[Extracted data entries]
--- Start ---
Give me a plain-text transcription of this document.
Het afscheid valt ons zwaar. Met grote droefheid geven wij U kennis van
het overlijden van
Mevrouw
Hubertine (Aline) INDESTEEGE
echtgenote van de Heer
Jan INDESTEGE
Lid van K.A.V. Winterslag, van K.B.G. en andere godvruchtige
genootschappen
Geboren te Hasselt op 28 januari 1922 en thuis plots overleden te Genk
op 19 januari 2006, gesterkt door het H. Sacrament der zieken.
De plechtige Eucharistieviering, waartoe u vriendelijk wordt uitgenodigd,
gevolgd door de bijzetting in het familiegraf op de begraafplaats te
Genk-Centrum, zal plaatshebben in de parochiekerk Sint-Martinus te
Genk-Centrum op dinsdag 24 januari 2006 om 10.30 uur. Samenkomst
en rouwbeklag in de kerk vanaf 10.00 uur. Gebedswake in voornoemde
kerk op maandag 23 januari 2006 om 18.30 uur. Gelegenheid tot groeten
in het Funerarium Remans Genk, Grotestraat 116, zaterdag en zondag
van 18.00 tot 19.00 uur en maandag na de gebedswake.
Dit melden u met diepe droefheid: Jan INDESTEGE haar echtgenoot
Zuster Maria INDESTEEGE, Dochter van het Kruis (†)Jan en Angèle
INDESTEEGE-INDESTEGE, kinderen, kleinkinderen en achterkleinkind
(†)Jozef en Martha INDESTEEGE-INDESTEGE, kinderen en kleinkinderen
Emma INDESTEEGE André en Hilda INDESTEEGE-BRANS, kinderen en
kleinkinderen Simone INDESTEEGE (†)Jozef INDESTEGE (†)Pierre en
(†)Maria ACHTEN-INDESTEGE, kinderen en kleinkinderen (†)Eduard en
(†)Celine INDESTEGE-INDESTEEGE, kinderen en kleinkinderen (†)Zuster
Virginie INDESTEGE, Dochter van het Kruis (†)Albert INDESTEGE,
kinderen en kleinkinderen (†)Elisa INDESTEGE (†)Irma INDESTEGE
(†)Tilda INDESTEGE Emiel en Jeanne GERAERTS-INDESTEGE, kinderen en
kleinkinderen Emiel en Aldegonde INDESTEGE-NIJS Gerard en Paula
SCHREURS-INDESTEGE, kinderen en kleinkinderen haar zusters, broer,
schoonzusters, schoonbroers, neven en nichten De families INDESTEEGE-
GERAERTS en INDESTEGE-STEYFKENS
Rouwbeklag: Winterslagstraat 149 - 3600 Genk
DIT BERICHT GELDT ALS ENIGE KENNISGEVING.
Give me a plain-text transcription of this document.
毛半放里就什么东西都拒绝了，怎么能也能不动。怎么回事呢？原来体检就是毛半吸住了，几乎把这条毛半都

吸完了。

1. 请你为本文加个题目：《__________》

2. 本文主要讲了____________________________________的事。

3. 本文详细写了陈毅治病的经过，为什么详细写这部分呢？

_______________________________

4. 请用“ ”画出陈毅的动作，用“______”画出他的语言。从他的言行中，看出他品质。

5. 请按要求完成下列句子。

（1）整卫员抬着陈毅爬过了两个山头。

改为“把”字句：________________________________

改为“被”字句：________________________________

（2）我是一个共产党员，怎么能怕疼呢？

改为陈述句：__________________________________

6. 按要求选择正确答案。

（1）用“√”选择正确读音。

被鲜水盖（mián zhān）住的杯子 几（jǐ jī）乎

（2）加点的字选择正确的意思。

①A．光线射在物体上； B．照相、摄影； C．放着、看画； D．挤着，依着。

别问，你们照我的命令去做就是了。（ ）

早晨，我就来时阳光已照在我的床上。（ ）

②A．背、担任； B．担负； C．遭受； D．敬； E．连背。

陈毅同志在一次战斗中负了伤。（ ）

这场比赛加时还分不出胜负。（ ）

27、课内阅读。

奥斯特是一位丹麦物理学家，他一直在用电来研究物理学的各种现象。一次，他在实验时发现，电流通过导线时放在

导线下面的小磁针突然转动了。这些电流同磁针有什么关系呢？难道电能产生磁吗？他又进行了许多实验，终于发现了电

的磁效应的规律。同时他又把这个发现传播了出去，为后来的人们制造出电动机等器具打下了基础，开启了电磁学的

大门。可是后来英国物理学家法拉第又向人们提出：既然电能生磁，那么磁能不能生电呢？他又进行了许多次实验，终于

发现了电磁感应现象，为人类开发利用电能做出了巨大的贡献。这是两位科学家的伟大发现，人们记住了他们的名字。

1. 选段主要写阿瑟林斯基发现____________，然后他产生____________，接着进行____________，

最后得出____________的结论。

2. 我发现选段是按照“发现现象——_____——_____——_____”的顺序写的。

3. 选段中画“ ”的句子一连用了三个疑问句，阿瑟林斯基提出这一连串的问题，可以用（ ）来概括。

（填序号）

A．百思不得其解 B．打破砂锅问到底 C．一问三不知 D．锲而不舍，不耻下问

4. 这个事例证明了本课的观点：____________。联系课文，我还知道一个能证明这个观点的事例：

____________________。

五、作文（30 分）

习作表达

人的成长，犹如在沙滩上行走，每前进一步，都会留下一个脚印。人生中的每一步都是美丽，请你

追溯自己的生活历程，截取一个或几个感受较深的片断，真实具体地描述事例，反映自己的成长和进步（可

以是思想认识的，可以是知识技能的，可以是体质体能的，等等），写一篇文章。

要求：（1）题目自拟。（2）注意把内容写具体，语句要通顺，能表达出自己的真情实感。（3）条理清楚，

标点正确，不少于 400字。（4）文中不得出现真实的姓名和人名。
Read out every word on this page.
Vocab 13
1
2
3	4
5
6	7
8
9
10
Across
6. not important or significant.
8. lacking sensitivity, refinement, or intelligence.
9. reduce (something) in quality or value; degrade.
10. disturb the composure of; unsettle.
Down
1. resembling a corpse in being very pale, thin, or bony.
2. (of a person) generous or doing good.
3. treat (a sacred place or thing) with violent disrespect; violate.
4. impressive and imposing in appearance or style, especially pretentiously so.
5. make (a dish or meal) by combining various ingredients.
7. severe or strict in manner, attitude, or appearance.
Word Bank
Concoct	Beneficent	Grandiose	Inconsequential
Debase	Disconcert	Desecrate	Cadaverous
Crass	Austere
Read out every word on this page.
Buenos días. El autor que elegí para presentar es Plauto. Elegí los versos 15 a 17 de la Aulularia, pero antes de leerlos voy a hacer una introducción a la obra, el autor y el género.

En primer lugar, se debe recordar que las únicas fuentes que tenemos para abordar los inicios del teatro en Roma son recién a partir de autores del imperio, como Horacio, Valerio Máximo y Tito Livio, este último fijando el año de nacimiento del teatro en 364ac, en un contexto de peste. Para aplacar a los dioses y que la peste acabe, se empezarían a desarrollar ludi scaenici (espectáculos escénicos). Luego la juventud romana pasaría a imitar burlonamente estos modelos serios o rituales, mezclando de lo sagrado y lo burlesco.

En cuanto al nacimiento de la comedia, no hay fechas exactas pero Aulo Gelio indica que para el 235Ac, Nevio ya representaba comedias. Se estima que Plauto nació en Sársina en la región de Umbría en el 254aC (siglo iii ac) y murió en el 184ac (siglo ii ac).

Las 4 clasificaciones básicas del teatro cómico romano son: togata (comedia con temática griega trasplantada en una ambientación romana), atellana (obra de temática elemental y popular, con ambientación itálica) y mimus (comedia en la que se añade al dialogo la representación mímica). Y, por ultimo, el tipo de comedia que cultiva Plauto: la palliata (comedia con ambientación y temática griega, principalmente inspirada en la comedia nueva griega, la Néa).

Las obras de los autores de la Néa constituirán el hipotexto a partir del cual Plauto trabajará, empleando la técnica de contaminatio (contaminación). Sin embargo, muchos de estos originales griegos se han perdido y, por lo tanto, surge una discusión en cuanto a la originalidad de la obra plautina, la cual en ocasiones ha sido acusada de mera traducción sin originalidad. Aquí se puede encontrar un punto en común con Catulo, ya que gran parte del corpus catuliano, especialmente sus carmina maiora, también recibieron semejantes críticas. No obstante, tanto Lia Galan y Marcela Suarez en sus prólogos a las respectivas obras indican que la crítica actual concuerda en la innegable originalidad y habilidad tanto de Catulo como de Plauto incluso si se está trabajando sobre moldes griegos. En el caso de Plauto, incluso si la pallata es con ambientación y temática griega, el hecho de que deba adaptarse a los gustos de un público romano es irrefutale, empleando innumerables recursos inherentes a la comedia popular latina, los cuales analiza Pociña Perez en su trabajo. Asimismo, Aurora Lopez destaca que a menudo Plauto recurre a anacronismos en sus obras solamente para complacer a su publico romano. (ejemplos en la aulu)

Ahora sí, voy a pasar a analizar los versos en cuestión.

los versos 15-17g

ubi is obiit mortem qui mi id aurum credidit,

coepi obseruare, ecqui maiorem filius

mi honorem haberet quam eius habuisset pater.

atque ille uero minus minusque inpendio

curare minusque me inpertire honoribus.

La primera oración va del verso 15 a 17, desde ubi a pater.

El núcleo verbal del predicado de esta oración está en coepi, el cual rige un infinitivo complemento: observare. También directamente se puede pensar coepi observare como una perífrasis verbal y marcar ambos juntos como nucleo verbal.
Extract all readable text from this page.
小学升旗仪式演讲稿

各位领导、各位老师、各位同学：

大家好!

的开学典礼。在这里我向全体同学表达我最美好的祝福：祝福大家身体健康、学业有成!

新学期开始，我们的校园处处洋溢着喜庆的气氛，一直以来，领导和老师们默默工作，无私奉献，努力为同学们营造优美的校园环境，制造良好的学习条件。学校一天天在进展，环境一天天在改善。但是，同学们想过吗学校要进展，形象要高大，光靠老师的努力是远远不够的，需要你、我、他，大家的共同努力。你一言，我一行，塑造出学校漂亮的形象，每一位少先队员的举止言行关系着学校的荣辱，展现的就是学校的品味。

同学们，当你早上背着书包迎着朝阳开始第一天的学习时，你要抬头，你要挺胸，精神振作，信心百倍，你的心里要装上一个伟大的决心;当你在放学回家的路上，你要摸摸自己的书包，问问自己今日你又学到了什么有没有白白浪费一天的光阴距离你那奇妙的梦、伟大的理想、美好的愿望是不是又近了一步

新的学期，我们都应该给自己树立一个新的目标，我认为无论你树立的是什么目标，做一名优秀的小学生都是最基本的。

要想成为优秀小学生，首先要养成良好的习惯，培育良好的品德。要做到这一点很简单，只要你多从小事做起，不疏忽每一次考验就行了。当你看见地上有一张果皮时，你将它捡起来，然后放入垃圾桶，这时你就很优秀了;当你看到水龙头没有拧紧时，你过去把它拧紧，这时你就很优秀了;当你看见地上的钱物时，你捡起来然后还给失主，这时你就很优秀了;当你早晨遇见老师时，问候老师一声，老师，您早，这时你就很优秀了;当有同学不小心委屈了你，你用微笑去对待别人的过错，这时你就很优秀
--- End ---
[PROBLEM STATEMENT] From the line containing "Extract all readable text from this page." to the last line of the material, please quote every line exactly and only those.

[TASK SOLUTION]
Extract all readable text from this page.
小学升旗仪式演讲稿

各位领导、各位老师、各位同学：

大家好!

的开学典礼。在这里我向全体同学表达我最美好的祝福：祝福大家身体健康、学业有成!

新学期开始，我们的校园处处洋溢着喜庆的气氛，一直以来，领导和老师们默默工作，无私奉献，努力为同学们营造优美的校园环境，制造良好的学习条件。学校一天天在进展，环境一天天在改善。但是，同学们想过吗学校要进展，形象要高大，光靠老师的努力是远远不够的，需要你、我、他，大家的共同努力。你一言，我一行，塑造出学校漂亮的形象，每一位少先队员的举止言行关系着学校的荣辱，展现的就是学校的品味。

同学们，当你早上背着书包迎着朝阳开始第一天的学习时，你要抬头，你要挺胸，精神振作，信心百倍，你的心里要装上一个伟大的决心;当你在放学回家的路上，你要摸摸自己的书包，问问自己今日你又学到了什么有没有白白浪费一天的光阴距离你那奇妙的梦、伟大的理想、美好的愿望是不是又近了一步

新的学期，我们都应该给自己树立一个新的目标，我认为无论你树立的是什么目标，做一名优秀的小学生都是最基本的。

要想成为优秀小学生，首先要养成良好的习惯，培育良好的品德。要做到这一点很简单，只要你多从小事做起，不疏忽每一次考验就行了。当你看见地上有一张果皮时，你将它捡起来，然后放入垃圾桶，这时你就很优秀了;当你看到水龙头没有拧紧时，你过去把它拧紧，这时你就很优秀了;当你看见地上的钱物时，你捡起来然后还给失主，这时你就很优秀了;当你早晨遇见老师时，问候老师一声，老师，您早，这时你就很优秀了;当有同学不小心委屈了你，你用微笑去对待别人的过错，这时你就很优秀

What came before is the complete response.